- _PROBLEM STATEMENT_: Which lines hold the string "Income"? Copy every one of them.
Start of EXTRACTED INFORMATION
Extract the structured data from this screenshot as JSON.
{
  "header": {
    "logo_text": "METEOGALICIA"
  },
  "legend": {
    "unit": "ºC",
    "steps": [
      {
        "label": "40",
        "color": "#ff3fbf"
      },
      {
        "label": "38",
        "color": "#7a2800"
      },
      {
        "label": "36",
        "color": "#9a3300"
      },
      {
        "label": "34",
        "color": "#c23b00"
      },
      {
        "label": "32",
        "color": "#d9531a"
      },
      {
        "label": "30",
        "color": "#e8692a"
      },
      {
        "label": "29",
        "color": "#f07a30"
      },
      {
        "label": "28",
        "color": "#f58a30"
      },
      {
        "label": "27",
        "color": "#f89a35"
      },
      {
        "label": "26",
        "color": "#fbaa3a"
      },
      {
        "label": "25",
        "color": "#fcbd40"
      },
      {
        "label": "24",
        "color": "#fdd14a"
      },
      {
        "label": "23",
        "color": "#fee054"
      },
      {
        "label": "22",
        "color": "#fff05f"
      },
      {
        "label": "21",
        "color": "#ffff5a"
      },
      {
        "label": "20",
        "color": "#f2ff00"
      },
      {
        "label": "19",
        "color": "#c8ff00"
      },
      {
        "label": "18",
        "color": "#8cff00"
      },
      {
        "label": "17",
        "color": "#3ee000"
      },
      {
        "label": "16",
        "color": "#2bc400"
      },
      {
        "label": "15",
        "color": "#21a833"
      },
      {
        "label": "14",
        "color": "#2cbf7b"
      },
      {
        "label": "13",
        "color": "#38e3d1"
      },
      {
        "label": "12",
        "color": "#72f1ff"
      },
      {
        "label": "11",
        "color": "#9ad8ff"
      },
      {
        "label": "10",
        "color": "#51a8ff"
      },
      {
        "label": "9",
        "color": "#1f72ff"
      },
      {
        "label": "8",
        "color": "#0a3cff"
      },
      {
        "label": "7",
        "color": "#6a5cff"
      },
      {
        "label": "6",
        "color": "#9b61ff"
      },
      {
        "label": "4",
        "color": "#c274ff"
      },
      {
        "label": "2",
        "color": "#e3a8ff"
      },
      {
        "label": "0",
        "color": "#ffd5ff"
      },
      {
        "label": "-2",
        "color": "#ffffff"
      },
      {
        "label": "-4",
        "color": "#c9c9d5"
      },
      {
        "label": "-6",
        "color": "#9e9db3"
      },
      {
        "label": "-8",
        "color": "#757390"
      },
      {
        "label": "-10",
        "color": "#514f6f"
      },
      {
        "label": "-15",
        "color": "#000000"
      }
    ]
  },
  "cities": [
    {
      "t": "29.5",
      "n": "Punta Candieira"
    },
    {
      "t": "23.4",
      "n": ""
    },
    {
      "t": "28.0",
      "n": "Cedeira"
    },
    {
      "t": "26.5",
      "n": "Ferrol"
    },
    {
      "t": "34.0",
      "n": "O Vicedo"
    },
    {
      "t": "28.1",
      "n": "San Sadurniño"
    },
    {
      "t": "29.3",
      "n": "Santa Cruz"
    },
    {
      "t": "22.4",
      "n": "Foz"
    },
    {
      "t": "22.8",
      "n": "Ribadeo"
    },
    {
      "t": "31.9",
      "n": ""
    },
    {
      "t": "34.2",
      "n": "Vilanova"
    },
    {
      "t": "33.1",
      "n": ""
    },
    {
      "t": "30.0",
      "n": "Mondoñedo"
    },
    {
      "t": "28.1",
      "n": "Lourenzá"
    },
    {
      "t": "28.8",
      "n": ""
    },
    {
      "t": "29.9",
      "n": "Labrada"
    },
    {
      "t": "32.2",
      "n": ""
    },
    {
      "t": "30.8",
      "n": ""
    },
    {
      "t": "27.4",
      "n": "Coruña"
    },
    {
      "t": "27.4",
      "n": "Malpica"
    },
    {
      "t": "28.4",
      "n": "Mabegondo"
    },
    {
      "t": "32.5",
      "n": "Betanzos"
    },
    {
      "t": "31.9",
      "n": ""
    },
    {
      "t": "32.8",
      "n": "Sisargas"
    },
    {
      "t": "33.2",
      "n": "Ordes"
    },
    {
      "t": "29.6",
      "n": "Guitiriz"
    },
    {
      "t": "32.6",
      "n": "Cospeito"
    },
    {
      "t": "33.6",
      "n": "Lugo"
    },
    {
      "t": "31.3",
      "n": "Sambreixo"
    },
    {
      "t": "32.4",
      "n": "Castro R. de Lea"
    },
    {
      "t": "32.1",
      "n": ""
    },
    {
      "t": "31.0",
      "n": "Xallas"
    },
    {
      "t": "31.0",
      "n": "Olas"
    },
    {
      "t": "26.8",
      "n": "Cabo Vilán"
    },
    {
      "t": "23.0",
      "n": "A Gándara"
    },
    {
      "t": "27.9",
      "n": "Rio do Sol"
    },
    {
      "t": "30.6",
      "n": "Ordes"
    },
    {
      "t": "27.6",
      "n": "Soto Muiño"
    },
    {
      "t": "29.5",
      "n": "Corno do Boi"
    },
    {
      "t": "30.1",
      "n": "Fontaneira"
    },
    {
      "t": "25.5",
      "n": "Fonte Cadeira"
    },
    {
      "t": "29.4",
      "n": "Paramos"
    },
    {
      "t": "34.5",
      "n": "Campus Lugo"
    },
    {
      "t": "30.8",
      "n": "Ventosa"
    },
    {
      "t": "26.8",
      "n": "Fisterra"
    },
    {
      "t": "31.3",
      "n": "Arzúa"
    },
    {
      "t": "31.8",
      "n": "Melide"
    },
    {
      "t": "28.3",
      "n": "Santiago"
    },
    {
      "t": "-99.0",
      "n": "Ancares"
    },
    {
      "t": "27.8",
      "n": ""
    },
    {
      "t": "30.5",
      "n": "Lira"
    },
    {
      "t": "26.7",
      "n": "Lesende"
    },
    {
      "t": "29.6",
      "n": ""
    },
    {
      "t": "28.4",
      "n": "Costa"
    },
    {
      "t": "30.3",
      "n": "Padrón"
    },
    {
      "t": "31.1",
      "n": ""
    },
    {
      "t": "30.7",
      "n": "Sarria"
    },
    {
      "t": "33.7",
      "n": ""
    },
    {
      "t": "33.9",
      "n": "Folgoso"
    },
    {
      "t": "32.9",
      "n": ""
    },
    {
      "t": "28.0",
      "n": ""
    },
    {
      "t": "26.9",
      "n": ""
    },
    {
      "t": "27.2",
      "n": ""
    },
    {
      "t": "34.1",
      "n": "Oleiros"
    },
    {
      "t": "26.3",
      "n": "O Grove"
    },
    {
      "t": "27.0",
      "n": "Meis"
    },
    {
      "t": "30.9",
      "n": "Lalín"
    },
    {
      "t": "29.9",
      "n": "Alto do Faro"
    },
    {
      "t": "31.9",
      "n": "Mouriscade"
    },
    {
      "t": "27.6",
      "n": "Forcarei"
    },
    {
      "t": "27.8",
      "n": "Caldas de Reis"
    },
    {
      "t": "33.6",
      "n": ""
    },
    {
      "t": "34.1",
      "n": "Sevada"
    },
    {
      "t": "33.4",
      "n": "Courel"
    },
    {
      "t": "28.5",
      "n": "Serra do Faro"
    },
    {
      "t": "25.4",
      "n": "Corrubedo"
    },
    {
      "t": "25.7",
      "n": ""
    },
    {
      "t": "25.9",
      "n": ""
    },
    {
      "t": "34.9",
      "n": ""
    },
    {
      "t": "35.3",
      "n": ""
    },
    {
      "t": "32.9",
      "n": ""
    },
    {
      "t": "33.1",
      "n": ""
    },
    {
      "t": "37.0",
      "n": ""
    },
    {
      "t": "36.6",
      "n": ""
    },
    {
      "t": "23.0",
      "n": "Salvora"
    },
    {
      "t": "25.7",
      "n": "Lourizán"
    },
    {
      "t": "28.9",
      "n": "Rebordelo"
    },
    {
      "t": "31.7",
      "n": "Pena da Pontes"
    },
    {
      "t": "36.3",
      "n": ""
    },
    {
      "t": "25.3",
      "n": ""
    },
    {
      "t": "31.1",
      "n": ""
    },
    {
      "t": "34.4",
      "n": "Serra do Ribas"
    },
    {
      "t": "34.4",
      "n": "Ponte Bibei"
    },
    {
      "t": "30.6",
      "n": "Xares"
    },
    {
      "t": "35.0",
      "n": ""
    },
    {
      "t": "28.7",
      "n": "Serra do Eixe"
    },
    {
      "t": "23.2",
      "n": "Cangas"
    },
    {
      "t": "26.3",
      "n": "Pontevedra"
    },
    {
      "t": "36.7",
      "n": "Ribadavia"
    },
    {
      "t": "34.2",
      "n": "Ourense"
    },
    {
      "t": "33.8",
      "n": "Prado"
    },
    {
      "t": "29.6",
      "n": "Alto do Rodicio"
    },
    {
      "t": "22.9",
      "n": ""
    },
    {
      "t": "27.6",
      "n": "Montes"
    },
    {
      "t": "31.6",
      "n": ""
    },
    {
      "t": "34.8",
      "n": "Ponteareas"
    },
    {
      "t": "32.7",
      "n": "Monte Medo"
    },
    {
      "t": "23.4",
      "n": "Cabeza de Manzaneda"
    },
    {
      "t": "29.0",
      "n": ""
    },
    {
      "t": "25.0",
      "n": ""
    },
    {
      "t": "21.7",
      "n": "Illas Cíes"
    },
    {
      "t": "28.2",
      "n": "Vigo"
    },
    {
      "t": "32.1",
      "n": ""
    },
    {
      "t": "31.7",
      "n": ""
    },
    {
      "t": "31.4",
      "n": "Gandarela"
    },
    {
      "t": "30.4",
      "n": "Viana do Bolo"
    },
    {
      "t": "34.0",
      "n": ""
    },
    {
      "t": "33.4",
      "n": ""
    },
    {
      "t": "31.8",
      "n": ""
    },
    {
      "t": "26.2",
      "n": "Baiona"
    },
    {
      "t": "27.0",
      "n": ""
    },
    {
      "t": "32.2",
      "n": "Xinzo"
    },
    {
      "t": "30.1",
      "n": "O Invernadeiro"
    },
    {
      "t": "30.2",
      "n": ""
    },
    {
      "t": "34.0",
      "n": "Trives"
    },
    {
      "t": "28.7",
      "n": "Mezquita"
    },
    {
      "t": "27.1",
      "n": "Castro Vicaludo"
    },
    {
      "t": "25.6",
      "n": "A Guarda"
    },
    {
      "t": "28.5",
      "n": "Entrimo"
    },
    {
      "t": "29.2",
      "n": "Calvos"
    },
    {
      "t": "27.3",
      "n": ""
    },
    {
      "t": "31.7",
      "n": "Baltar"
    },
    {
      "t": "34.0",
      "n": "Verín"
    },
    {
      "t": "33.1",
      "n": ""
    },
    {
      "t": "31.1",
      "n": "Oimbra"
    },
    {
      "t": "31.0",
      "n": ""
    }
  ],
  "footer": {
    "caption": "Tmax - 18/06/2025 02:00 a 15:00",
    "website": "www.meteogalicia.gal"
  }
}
End of EXTRACTED INFORMATION
Start of EXTRACTED INFORMATION
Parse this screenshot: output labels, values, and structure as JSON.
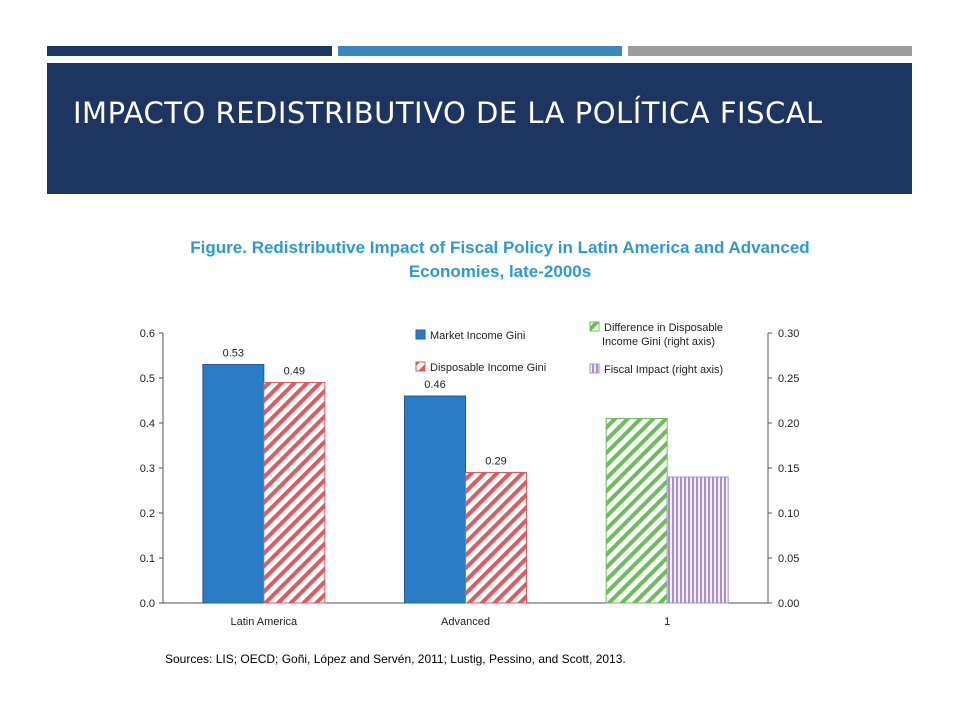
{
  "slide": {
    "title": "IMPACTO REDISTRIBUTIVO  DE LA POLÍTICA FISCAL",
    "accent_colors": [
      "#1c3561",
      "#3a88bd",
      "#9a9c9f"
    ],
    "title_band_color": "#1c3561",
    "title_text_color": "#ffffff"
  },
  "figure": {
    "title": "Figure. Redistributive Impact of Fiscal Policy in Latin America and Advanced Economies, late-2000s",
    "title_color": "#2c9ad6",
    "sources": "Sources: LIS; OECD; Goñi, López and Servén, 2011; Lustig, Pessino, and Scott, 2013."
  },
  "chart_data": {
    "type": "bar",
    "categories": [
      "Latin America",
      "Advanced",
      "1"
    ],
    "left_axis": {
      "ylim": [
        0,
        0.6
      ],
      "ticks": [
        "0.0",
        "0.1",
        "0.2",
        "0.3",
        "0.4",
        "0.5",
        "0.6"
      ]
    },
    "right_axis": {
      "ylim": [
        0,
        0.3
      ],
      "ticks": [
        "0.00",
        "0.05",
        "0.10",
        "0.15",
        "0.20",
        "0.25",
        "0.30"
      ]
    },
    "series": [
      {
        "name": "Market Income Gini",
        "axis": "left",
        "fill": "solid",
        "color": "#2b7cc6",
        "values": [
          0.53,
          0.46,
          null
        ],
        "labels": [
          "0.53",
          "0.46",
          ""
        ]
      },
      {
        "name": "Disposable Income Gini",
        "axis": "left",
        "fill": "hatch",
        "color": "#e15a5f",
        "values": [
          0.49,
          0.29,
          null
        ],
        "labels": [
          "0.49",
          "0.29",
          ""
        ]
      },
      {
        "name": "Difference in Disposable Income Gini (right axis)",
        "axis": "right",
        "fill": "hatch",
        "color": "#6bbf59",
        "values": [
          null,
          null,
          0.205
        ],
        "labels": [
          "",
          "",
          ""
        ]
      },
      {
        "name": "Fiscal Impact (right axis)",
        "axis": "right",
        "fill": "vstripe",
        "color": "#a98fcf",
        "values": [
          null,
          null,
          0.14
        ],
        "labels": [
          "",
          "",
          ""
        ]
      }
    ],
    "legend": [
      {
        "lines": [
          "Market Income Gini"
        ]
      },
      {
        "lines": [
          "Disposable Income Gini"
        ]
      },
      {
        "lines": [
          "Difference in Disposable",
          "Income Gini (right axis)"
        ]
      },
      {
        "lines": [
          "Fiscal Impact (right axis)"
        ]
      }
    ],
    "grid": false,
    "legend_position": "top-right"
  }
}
End of EXTRACTED INFORMATION
- _ANSWER TO THIS EXERCISE_:
        "name": "Market Income Gini",
        "name": "Disposable Income Gini",
        "name": "Difference in Disposable Income Gini (right axis)",
          "Market Income Gini"
          "Disposable Income Gini"
          "Income Gini (right axis)"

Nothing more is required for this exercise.